#### SET TASK
Search the data for the word "time" and copy every line where it occurs.
○ ○ ○ ○ ○
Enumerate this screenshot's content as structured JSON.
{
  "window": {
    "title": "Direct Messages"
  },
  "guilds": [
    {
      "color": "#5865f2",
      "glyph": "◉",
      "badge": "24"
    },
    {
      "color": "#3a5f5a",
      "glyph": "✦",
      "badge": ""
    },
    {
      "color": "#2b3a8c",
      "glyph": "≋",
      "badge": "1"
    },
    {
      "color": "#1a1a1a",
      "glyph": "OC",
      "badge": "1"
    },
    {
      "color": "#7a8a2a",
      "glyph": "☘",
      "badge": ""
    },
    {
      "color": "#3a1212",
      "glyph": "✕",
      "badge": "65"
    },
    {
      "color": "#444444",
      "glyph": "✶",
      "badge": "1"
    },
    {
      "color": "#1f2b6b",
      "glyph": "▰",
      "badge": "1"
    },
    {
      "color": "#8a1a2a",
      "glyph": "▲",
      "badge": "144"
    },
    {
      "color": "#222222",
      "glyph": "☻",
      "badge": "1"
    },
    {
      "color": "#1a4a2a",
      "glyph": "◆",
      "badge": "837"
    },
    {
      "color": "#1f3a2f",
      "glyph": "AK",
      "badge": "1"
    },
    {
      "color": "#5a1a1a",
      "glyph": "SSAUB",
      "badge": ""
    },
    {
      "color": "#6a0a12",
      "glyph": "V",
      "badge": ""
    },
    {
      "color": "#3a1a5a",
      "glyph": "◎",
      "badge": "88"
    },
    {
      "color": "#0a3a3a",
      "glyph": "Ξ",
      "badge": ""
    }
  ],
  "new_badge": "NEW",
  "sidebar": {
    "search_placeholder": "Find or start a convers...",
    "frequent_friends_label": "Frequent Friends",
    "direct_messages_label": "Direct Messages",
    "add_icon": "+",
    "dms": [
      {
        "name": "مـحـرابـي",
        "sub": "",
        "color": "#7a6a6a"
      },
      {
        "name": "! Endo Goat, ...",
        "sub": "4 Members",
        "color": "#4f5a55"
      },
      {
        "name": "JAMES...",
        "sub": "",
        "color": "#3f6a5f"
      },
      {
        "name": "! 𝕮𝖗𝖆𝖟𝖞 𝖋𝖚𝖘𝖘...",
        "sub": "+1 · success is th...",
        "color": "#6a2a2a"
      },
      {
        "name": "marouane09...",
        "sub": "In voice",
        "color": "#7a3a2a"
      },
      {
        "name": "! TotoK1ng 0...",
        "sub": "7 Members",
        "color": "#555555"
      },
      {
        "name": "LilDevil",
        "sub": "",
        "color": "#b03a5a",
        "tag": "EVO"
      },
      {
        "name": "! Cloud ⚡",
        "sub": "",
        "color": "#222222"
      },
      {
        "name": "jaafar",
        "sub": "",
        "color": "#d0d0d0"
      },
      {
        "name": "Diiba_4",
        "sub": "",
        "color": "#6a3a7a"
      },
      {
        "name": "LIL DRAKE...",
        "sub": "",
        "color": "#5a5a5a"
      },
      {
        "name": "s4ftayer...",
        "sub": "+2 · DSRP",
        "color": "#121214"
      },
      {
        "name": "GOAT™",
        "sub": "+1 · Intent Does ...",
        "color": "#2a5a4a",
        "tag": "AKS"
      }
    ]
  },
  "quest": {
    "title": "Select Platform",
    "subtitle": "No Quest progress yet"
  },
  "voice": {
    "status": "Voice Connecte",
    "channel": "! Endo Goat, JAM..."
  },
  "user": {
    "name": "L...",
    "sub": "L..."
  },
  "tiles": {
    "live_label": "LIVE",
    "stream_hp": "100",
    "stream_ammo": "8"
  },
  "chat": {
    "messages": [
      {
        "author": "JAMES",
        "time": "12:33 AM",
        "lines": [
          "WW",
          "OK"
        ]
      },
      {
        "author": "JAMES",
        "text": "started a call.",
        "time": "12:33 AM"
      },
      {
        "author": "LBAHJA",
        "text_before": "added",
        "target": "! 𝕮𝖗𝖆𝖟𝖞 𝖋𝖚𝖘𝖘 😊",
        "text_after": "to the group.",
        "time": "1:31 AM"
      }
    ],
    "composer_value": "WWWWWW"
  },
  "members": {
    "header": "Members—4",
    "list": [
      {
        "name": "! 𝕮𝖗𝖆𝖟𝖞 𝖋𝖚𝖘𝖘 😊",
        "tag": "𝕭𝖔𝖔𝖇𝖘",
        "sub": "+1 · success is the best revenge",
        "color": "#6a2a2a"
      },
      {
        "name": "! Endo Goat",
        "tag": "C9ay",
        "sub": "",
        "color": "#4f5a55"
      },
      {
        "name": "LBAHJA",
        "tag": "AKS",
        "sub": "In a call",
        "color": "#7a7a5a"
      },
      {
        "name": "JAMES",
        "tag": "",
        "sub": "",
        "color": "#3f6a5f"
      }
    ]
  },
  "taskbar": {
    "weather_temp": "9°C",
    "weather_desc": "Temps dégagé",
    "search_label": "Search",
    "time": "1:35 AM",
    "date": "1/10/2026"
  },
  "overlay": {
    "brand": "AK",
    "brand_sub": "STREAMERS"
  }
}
○ ○ ○ ○ ○
#### EXERCISE OUTPUT
        "time": "12:33 AM",
        "time": "12:33 AM"
        "time": "1:31 AM"
    "time": "1:35 AM",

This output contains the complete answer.